INFORMATION SUPPLIED:
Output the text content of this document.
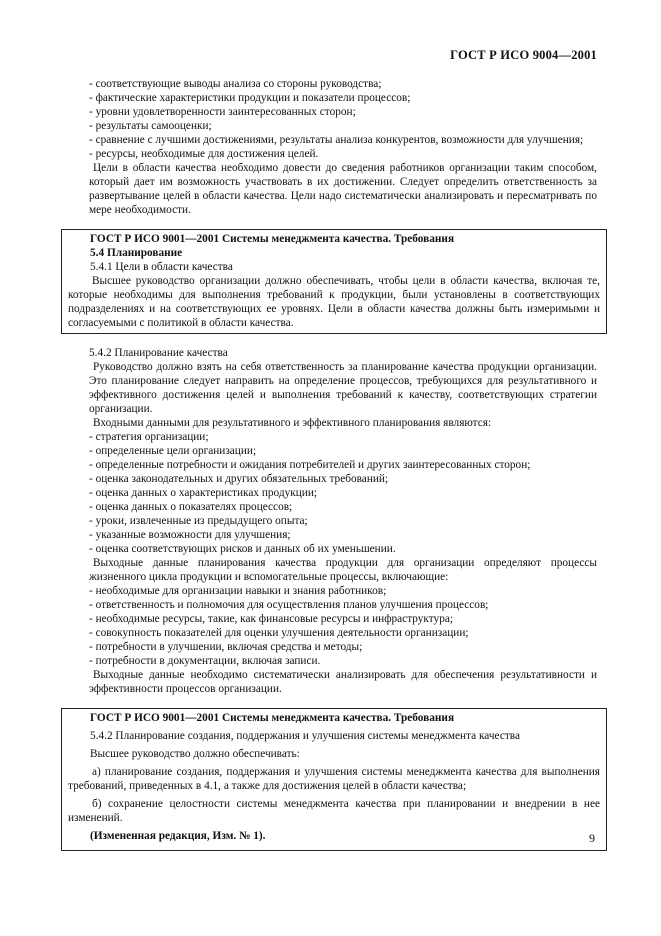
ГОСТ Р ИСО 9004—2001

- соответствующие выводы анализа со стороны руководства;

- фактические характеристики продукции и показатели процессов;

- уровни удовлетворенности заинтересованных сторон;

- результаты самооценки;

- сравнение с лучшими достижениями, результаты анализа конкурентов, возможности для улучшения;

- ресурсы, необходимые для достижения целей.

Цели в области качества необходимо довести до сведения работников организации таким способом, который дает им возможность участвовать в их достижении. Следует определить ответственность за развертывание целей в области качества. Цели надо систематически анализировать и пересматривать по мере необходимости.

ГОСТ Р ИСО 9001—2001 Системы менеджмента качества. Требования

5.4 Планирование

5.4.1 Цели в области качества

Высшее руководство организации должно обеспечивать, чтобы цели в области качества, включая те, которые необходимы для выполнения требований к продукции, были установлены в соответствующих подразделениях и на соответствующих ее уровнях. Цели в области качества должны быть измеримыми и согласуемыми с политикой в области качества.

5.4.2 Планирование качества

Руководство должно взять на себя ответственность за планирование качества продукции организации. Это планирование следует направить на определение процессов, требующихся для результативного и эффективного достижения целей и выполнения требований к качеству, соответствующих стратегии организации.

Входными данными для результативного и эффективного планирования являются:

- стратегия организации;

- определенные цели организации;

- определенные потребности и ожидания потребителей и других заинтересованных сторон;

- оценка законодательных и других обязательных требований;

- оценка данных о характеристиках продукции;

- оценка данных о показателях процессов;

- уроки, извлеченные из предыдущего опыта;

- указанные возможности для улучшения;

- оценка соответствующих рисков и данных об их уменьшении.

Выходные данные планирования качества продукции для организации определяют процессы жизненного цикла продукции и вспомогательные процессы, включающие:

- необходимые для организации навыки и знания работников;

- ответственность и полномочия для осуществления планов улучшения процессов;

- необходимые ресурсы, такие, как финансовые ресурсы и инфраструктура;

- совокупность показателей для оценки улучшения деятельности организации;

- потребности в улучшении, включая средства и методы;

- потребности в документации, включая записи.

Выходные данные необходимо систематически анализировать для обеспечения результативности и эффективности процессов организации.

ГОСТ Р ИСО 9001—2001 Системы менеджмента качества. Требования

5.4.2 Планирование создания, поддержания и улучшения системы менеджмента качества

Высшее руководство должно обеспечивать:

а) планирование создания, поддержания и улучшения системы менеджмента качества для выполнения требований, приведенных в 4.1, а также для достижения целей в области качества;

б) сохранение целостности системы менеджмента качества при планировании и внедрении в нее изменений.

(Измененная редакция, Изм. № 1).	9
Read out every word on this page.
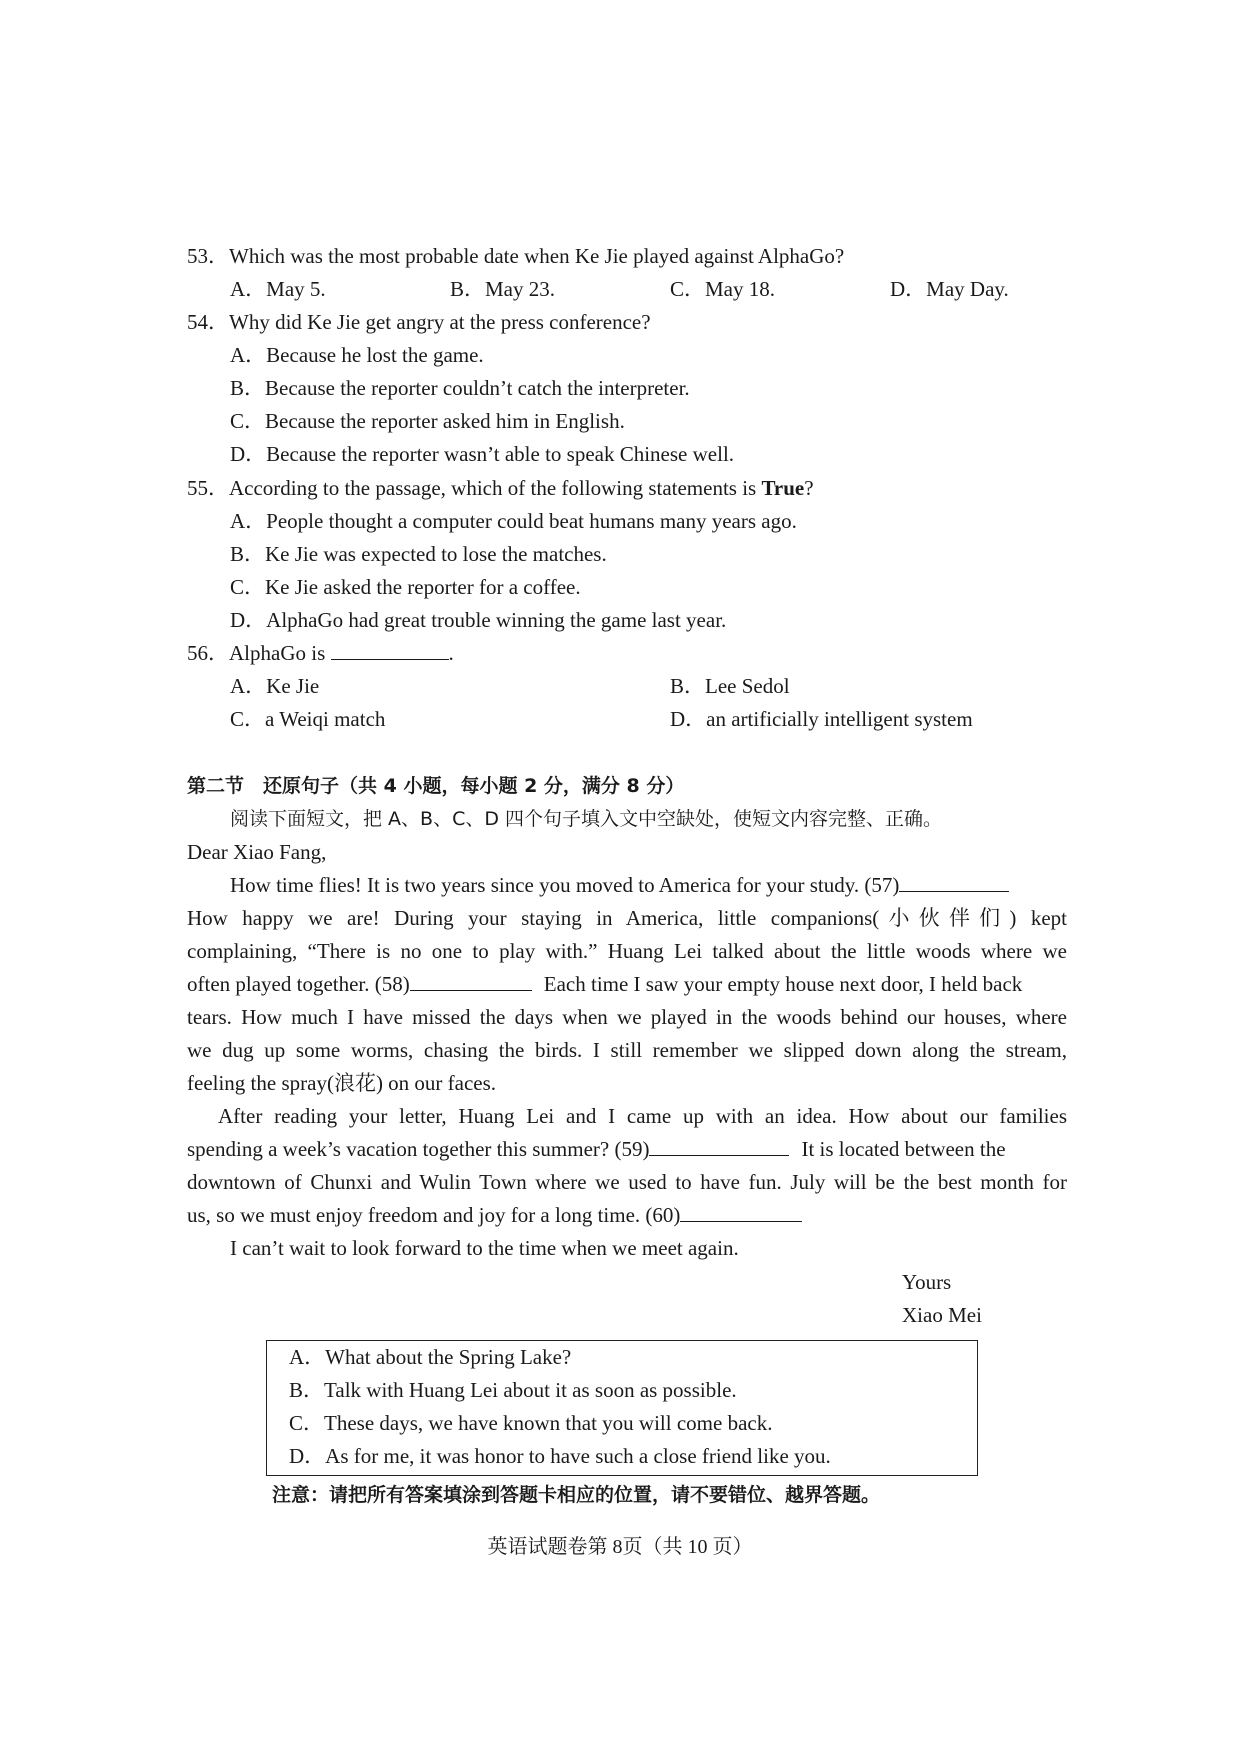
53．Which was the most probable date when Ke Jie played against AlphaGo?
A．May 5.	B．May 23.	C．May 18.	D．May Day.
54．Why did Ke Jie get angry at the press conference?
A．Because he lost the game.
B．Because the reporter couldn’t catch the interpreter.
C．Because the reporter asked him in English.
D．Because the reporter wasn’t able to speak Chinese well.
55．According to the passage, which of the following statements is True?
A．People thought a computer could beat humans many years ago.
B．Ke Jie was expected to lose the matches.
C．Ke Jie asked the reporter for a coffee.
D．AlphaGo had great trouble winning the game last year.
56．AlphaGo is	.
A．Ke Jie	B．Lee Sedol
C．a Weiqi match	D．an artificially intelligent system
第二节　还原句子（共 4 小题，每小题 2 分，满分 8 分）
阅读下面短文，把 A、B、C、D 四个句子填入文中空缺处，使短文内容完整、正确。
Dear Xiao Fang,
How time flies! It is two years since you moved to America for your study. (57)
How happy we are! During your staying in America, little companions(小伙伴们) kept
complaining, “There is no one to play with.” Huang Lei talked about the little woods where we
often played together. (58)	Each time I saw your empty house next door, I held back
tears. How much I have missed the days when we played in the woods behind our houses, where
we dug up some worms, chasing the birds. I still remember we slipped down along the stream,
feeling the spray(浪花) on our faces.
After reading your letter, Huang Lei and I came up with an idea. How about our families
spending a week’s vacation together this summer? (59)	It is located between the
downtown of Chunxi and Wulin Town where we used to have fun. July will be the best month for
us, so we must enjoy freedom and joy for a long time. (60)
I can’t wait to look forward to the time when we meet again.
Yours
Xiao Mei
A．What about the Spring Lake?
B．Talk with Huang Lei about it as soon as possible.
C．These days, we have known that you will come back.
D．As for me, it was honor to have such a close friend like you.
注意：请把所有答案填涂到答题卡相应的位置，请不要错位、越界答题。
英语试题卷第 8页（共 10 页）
---
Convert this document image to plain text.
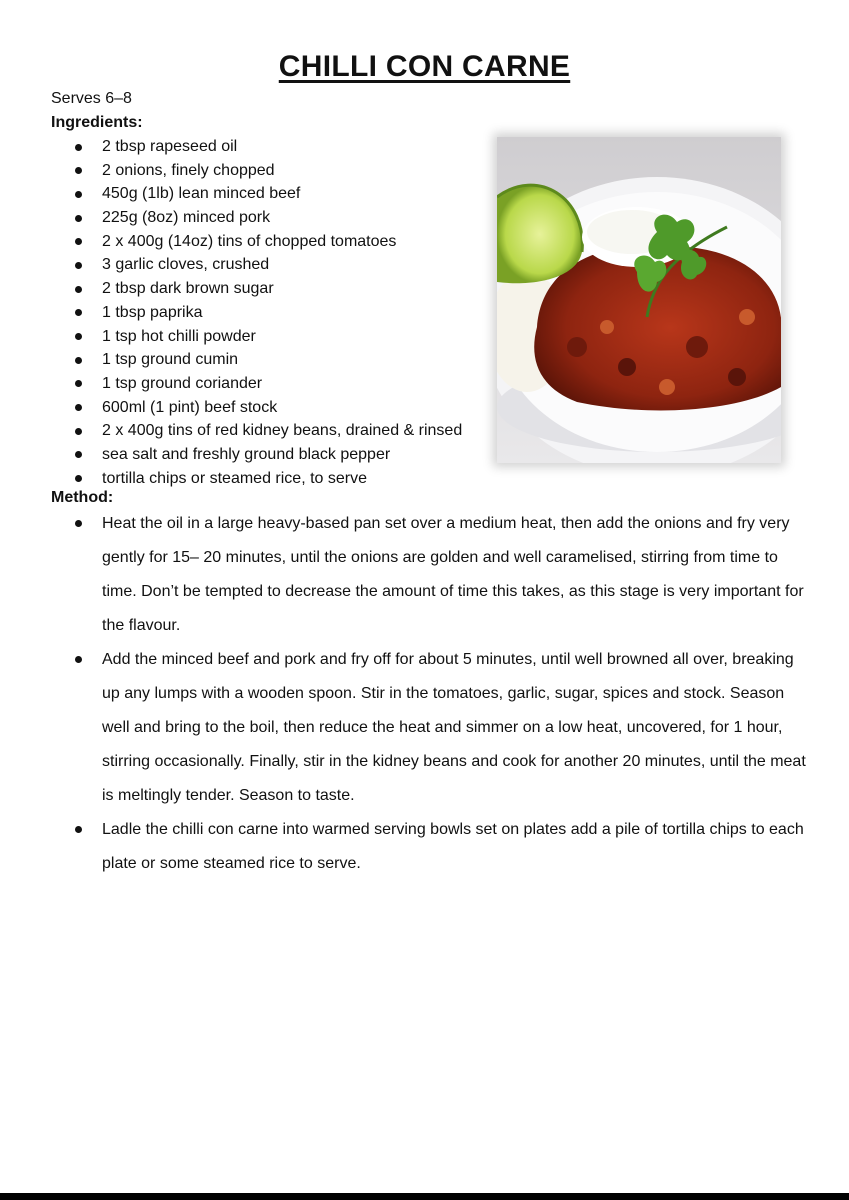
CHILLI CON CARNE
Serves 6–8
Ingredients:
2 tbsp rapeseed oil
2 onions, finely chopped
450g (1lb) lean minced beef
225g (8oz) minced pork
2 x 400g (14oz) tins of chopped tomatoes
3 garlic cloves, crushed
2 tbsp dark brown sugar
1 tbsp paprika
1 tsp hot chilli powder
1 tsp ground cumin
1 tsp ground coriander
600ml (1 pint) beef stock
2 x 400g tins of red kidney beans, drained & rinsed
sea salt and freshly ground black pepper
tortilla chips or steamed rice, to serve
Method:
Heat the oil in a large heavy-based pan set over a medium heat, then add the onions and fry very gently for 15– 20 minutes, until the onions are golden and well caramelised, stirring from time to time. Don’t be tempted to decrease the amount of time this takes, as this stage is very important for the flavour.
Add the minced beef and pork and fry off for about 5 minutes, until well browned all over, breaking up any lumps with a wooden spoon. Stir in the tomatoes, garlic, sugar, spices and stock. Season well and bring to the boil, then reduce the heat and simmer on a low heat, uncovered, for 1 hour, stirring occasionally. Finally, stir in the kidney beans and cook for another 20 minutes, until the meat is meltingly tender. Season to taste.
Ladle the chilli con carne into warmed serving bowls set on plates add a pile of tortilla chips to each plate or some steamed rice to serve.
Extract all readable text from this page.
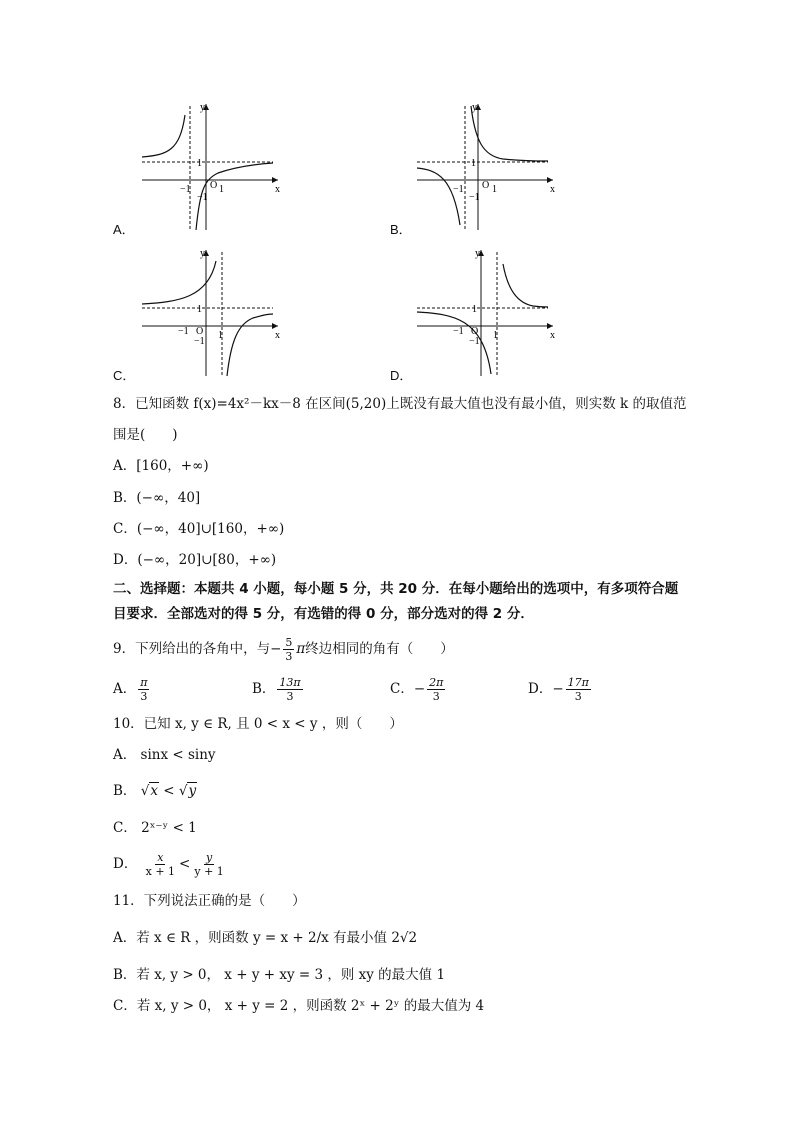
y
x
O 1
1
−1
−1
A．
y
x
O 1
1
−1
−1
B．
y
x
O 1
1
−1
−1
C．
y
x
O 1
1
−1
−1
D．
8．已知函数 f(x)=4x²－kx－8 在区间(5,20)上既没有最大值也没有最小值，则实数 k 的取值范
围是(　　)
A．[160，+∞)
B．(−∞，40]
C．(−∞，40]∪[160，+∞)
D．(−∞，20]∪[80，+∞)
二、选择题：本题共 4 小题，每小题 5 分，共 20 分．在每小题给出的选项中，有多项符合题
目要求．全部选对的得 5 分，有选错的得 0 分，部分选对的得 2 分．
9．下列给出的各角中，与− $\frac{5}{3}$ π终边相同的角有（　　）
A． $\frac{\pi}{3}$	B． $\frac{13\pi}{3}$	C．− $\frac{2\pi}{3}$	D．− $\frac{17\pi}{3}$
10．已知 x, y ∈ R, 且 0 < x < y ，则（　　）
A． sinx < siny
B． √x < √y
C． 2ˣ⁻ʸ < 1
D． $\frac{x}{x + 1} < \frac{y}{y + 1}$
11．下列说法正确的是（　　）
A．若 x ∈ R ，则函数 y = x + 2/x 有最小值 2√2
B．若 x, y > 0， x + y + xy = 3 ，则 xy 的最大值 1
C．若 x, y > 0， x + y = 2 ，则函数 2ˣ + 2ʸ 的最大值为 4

STATED TASK: Find each line with the string "включая" and copy it out.

REPLY:
Высшее руководство организации должно обеспечивать, чтобы цели в области качества, включая те, которые необходимы для выполнения требований к продукции, были установлены в соответствующих подразделениях и на соответствующих ее уровнях. Цели в области качества должны быть измеримыми и согласуемыми с политикой в области качества.
- потребности в улучшении, включая средства и методы;
- потребности в документации, включая записи.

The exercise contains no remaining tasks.